Set task » Every record below should be printed exactly as given.

Data records »
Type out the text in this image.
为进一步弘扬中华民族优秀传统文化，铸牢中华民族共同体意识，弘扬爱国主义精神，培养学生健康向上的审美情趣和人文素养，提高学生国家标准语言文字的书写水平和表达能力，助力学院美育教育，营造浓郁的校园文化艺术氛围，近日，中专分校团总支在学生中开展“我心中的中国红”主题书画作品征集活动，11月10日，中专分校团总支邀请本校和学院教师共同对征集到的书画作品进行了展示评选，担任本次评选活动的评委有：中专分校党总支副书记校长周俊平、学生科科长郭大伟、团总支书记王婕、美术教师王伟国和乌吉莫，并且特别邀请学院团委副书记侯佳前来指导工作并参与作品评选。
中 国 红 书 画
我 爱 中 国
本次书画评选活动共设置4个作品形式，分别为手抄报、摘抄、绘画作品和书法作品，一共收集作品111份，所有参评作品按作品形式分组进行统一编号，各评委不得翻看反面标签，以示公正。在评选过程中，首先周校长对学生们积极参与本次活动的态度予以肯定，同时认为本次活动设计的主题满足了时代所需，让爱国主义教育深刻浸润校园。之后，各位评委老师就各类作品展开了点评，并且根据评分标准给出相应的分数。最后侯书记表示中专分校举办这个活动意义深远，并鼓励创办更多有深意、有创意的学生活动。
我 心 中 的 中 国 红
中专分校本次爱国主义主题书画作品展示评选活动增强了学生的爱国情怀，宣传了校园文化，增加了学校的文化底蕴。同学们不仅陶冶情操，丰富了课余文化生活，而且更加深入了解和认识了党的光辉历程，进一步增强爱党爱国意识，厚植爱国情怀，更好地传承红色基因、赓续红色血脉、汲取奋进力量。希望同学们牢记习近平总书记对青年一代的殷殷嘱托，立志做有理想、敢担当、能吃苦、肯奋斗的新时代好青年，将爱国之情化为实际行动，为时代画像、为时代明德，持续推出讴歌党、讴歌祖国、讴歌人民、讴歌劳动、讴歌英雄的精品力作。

Worked answer »
Type out the text in this image.
为进一步弘扬中华民族优秀传统文化，铸牢中华民族共同体意识，弘扬爱国主义精神，培养学生健康向上的审美情趣和人文素养，提高学生国家标准语言文字的书写水平和表达能力，助力学院美育教育，营造浓郁的校园文化艺术氛围，近日，中专分校团总支在学生中开展“我心中的中国红”主题书画作品征集活动，11月10日，中专分校团总支邀请本校和学院教师共同对征集到的书画作品进行了展示评选，担任本次评选活动的评委有：中专分校党总支副书记校长周俊平、学生科科长郭大伟、团总支书记王婕、美术教师王伟国和乌吉莫，并且特别邀请学院团委副书记侯佳前来指导工作并参与作品评选。
中 国 红 书 画
我 爱 中 国
本次书画评选活动共设置4个作品形式，分别为手抄报、摘抄、绘画作品和书法作品，一共收集作品111份，所有参评作品按作品形式分组进行统一编号，各评委不得翻看反面标签，以示公正。在评选过程中，首先周校长对学生们积极参与本次活动的态度予以肯定，同时认为本次活动设计的主题满足了时代所需，让爱国主义教育深刻浸润校园。之后，各位评委老师就各类作品展开了点评，并且根据评分标准给出相应的分数。最后侯书记表示中专分校举办这个活动意义深远，并鼓励创办更多有深意、有创意的学生活动。
我 心 中 的 中 国 红
中专分校本次爱国主义主题书画作品展示评选活动增强了学生的爱国情怀，宣传了校园文化，增加了学校的文化底蕴。同学们不仅陶冶情操，丰富了课余文化生活，而且更加深入了解和认识了党的光辉历程，进一步增强爱党爱国意识，厚植爱国情怀，更好地传承红色基因、赓续红色血脉、汲取奋进力量。希望同学们牢记习近平总书记对青年一代的殷殷嘱托，立志做有理想、敢担当、能吃苦、肯奋斗的新时代好青年，将爱国之情化为实际行动，为时代画像、为时代明德，持续推出讴歌党、讴歌祖国、讴歌人民、讴歌劳动、讴歌英雄的精品力作。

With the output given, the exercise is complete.